== Task instructions ==
Look through the data for the string "waveform". Copy every line where it is found.

== Exercise materials ==
────────────────────────────────────────

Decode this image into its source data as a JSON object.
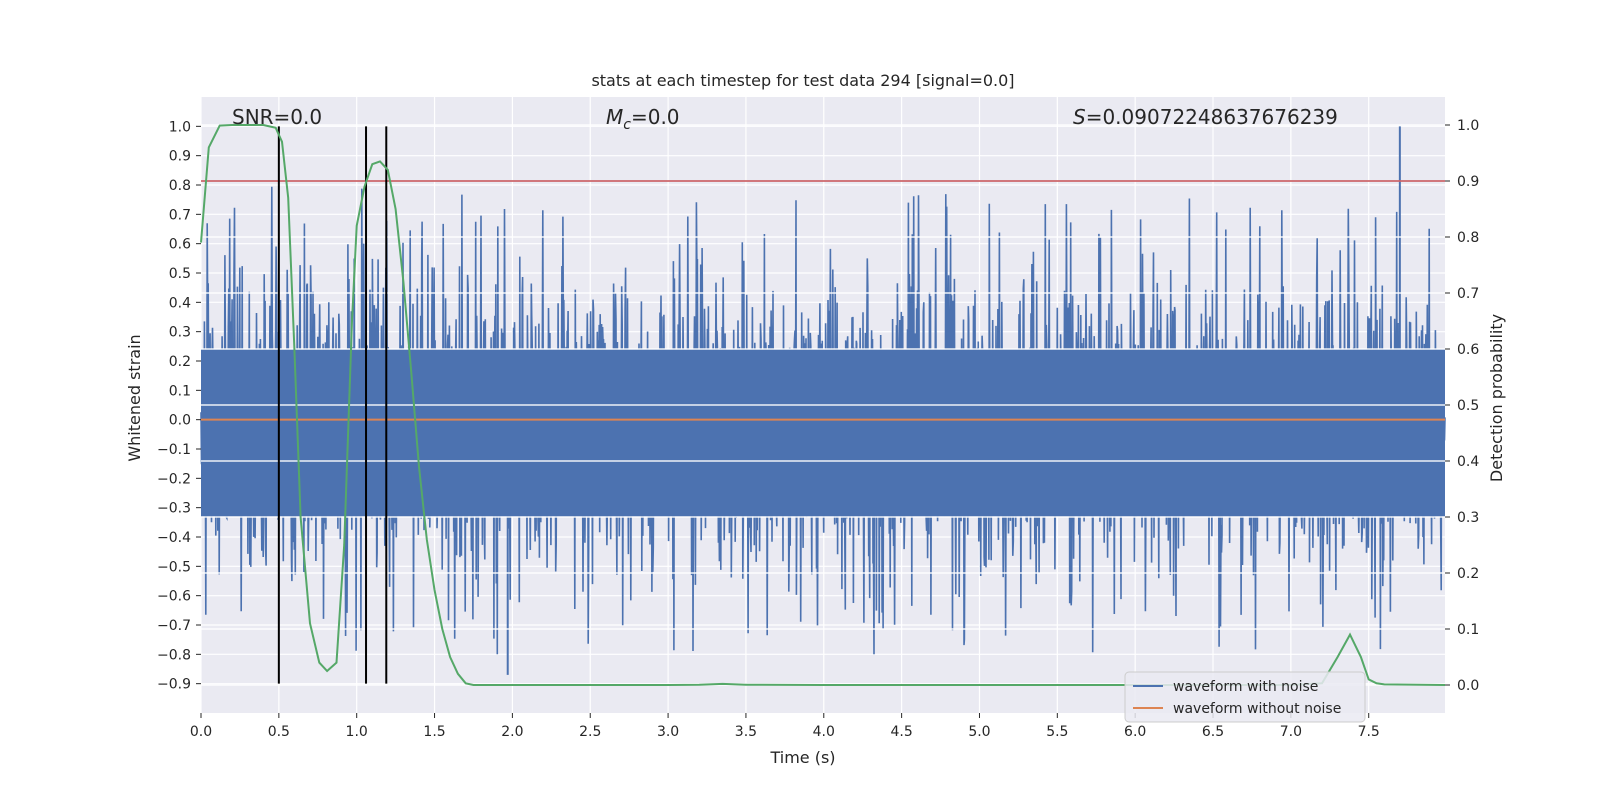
{
  "chart_data": {
    "type": "line",
    "title": "stats at each timestep for test data 294 [signal=0.0]",
    "xlabel": "Time (s)",
    "ylabel": "Whitened strain",
    "y2label": "Detection probability",
    "xlim": [
      0.0,
      7.99
    ],
    "ylim": [
      -1.0,
      1.1
    ],
    "y2lim": [
      -0.05,
      1.05
    ],
    "x_ticks": [
      "0.0",
      "0.5",
      "1.0",
      "1.5",
      "2.0",
      "2.5",
      "3.0",
      "3.5",
      "4.0",
      "4.5",
      "5.0",
      "5.5",
      "6.0",
      "6.5",
      "7.0",
      "7.5"
    ],
    "y_ticks": [
      "1.0",
      "0.9",
      "0.8",
      "0.7",
      "0.6",
      "0.5",
      "0.4",
      "0.3",
      "0.2",
      "0.1",
      "0.0",
      "−0.1",
      "−0.2",
      "−0.3",
      "−0.4",
      "−0.5",
      "−0.6",
      "−0.7",
      "−0.8",
      "−0.9"
    ],
    "y2_ticks": [
      "1.0",
      "0.9",
      "0.8",
      "0.7",
      "0.6",
      "0.5",
      "0.4",
      "0.3",
      "0.2",
      "0.1",
      "0.0"
    ],
    "grid": true,
    "legend_position": "lower-right",
    "annotations": {
      "snr_label": "SNR=0.0",
      "mc_symbol": "M",
      "mc_subscript": "c",
      "mc_value": "=0.0",
      "s_symbol": "S",
      "s_value": "=0.09072248637676239"
    },
    "series": [
      {
        "name": "waveform with noise",
        "axis": "left",
        "color": "#4c72b0",
        "description_stats": {
          "band_low": -0.33,
          "band_high": 0.24,
          "peak_max": 1.0,
          "peak_min": -0.88,
          "sample_rate_approx": 2048
        }
      },
      {
        "name": "waveform without noise",
        "axis": "left",
        "color": "#dd8452",
        "constant_value": 0.0
      },
      {
        "name": "detection probability",
        "axis": "right",
        "color": "#55a868",
        "x": [
          0.0,
          0.05,
          0.12,
          0.2,
          0.3,
          0.4,
          0.48,
          0.52,
          0.56,
          0.6,
          0.64,
          0.7,
          0.76,
          0.81,
          0.87,
          0.92,
          0.97,
          1.0,
          1.05,
          1.1,
          1.15,
          1.2,
          1.25,
          1.3,
          1.35,
          1.4,
          1.45,
          1.5,
          1.55,
          1.6,
          1.65,
          1.7,
          1.75,
          1.8,
          2.0,
          2.5,
          3.0,
          3.2,
          3.35,
          3.5,
          4.0,
          5.0,
          6.0,
          7.0,
          7.2,
          7.3,
          7.38,
          7.45,
          7.5,
          7.55,
          7.6,
          7.99
        ],
        "y": [
          0.79,
          0.96,
          0.999,
          1.0,
          1.0,
          1.0,
          0.995,
          0.97,
          0.87,
          0.6,
          0.3,
          0.11,
          0.04,
          0.025,
          0.04,
          0.25,
          0.65,
          0.82,
          0.89,
          0.93,
          0.935,
          0.92,
          0.85,
          0.72,
          0.56,
          0.39,
          0.26,
          0.17,
          0.1,
          0.05,
          0.02,
          0.003,
          0.0,
          0.0,
          0.0,
          0.0,
          0.0,
          0.0006,
          0.002,
          0.0006,
          0.0,
          0.0,
          0.0,
          0.0,
          0.003,
          0.05,
          0.09,
          0.05,
          0.01,
          0.003,
          0.001,
          0.0
        ]
      },
      {
        "name": "threshold",
        "axis": "right",
        "color": "#c44e52",
        "constant_value": 0.9
      },
      {
        "name": "vertical markers",
        "axis": "left",
        "color": "#000000",
        "x": [
          0.5,
          1.06,
          1.19
        ],
        "y_range": [
          -0.9,
          1.0
        ]
      }
    ]
  }
}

────────────────────────────────────────

== Written solution ==
        "name": "waveform with noise",
        "name": "waveform without noise",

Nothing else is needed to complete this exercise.